- _PROBLEM TO WORK ON_
Reproduce the listing word for word. Skip any image.

- _DATA SHOWN_
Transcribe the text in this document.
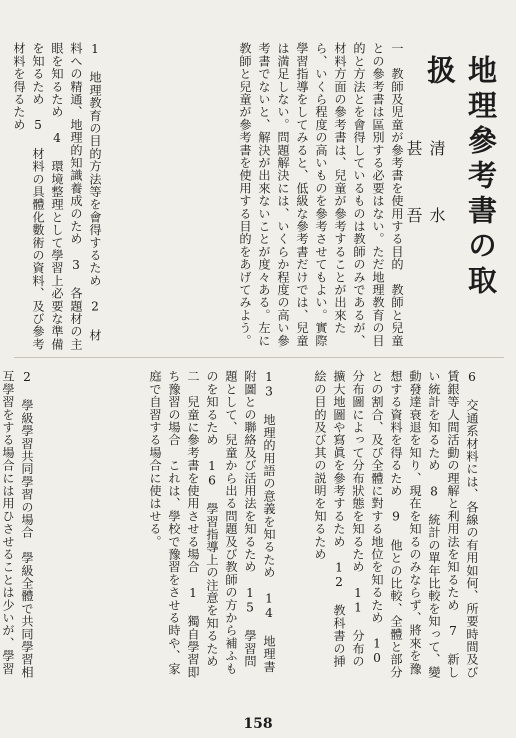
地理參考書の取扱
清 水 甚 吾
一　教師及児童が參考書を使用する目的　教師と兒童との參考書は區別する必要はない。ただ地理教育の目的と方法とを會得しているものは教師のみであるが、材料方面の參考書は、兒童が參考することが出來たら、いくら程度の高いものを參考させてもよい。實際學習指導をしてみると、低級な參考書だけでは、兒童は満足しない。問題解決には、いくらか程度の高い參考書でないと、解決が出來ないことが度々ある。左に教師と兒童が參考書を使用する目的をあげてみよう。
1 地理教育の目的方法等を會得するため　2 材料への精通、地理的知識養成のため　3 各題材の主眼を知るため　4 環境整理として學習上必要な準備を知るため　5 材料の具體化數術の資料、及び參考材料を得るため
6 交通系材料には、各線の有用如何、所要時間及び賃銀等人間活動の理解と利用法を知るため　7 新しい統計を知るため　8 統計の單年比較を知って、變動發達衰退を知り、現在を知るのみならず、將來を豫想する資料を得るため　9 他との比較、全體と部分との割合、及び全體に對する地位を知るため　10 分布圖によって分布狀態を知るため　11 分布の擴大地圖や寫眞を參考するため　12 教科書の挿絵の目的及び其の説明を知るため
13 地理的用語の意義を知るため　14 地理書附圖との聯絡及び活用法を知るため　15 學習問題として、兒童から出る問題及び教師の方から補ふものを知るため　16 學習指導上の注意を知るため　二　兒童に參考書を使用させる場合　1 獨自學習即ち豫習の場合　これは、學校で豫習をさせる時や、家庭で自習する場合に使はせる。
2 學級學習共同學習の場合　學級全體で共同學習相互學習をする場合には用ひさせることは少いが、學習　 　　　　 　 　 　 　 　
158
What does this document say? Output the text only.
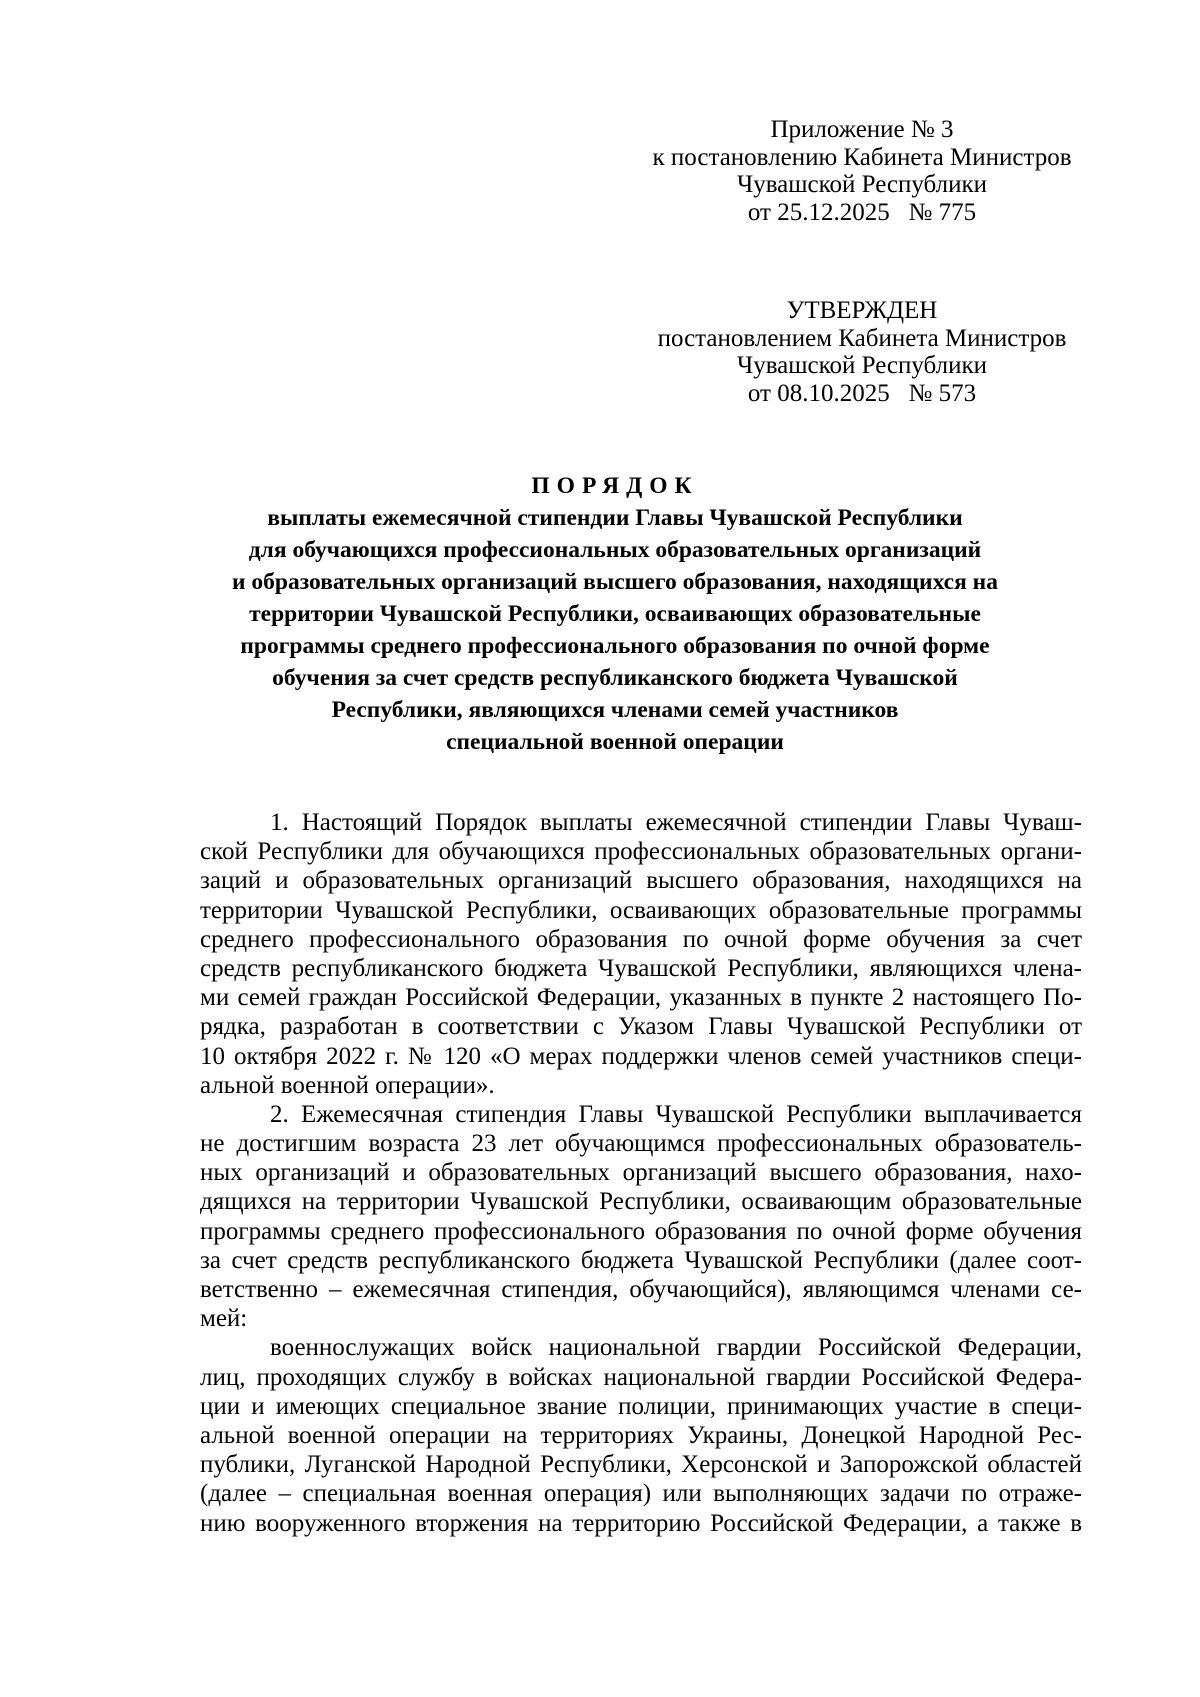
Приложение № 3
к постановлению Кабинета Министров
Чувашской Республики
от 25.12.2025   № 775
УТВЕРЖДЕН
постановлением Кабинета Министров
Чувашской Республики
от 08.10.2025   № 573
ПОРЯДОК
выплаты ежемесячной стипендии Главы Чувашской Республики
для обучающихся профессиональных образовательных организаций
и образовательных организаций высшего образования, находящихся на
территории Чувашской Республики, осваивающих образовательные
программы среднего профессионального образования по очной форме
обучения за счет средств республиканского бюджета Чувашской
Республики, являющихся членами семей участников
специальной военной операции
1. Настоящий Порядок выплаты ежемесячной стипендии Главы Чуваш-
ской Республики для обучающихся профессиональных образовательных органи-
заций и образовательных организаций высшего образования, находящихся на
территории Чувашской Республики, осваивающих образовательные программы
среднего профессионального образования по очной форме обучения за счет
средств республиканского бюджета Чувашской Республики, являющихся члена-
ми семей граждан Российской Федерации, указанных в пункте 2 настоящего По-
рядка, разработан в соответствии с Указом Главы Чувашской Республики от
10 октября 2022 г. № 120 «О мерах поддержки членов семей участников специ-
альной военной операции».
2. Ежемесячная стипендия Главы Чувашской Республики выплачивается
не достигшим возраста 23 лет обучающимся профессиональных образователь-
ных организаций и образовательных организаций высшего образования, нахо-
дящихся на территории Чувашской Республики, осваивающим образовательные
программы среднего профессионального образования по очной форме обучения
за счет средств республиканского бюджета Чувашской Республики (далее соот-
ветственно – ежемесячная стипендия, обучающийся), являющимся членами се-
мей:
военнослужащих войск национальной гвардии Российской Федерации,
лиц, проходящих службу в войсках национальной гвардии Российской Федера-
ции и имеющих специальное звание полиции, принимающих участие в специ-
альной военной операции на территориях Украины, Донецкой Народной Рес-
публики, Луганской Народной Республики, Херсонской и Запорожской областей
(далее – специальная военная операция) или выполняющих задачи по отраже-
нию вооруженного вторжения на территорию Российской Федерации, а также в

- _TASK RESULT_
Transcribe the text in this document.
地理參考書の取扱
清 水 甚 吾
一　教師及児童が參考書を使用する目的　教師と兒童との參考書は區別する必要はない。ただ地理教育の目的と方法とを會得しているものは教師のみであるが、材料方面の參考書は、兒童が參考することが出來たら、いくら程度の高いものを參考させてもよい。實際學習指導をしてみると、低級な參考書だけでは、兒童は満足しない。問題解決には、いくらか程度の高い參考書でないと、解決が出來ないことが度々ある。左に教師と兒童が參考書を使用する目的をあげてみよう。
1 地理教育の目的方法等を會得するため　2 材料への精通、地理的知識養成のため　3 各題材の主眼を知るため　4 環境整理として學習上必要な準備を知るため　5 材料の具體化數術の資料、及び參考材料を得るため
6 交通系材料には、各線の有用如何、所要時間及び賃銀等人間活動の理解と利用法を知るため　7 新しい統計を知るため　8 統計の單年比較を知って、變動發達衰退を知り、現在を知るのみならず、將來を豫想する資料を得るため　9 他との比較、全體と部分との割合、及び全體に對する地位を知るため　10 分布圖によって分布狀態を知るため　11 分布の擴大地圖や寫眞を參考するため　12 教科書の挿絵の目的及び其の説明を知るため
13 地理的用語の意義を知るため　14 地理書附圖との聯絡及び活用法を知るため　15 學習問題として、兒童から出る問題及び教師の方から補ふものを知るため　16 學習指導上の注意を知るため　二　兒童に參考書を使用させる場合　1 獨自學習即ち豫習の場合　これは、學校で豫習をさせる時や、家庭で自習する場合に使はせる。
2 學級學習共同學習の場合　學級全體で共同學習相互學習をする場合には用ひさせることは少いが、學習　 　　　　 　 　 　 　 　
158
What does this document say? Output the text only.
Приложение № 3
к постановлению Кабинета Министров
Чувашской Республики
от 25.12.2025   № 775
УТВЕРЖДЕН
постановлением Кабинета Министров
Чувашской Республики
от 08.10.2025   № 573
ПОРЯДОК
выплаты ежемесячной стипендии Главы Чувашской Республики
для обучающихся профессиональных образовательных организаций
и образовательных организаций высшего образования, находящихся на
территории Чувашской Республики, осваивающих образовательные
программы среднего профессионального образования по очной форме
обучения за счет средств республиканского бюджета Чувашской
Республики, являющихся членами семей участников
специальной военной операции
1. Настоящий Порядок выплаты ежемесячной стипендии Главы Чуваш-
ской Республики для обучающихся профессиональных образовательных органи-
заций и образовательных организаций высшего образования, находящихся на
территории Чувашской Республики, осваивающих образовательные программы
среднего профессионального образования по очной форме обучения за счет
средств республиканского бюджета Чувашской Республики, являющихся члена-
ми семей граждан Российской Федерации, указанных в пункте 2 настоящего По-
рядка, разработан в соответствии с Указом Главы Чувашской Республики от
10 октября 2022 г. № 120 «О мерах поддержки членов семей участников специ-
альной военной операции».
2. Ежемесячная стипендия Главы Чувашской Республики выплачивается
не достигшим возраста 23 лет обучающимся профессиональных образователь-
ных организаций и образовательных организаций высшего образования, нахо-
дящихся на территории Чувашской Республики, осваивающим образовательные
программы среднего профессионального образования по очной форме обучения
за счет средств республиканского бюджета Чувашской Республики (далее соот-
ветственно – ежемесячная стипендия, обучающийся), являющимся членами се-
мей:
военнослужащих войск национальной гвардии Российской Федерации,
лиц, проходящих службу в войсках национальной гвардии Российской Федера-
ции и имеющих специальное звание полиции, принимающих участие в специ-
альной военной операции на территориях Украины, Донецкой Народной Рес-
публики, Луганской Народной Республики, Херсонской и Запорожской областей
(далее – специальная военная операция) или выполняющих задачи по отраже-
нию вооруженного вторжения на территорию Российской Федерации, а также в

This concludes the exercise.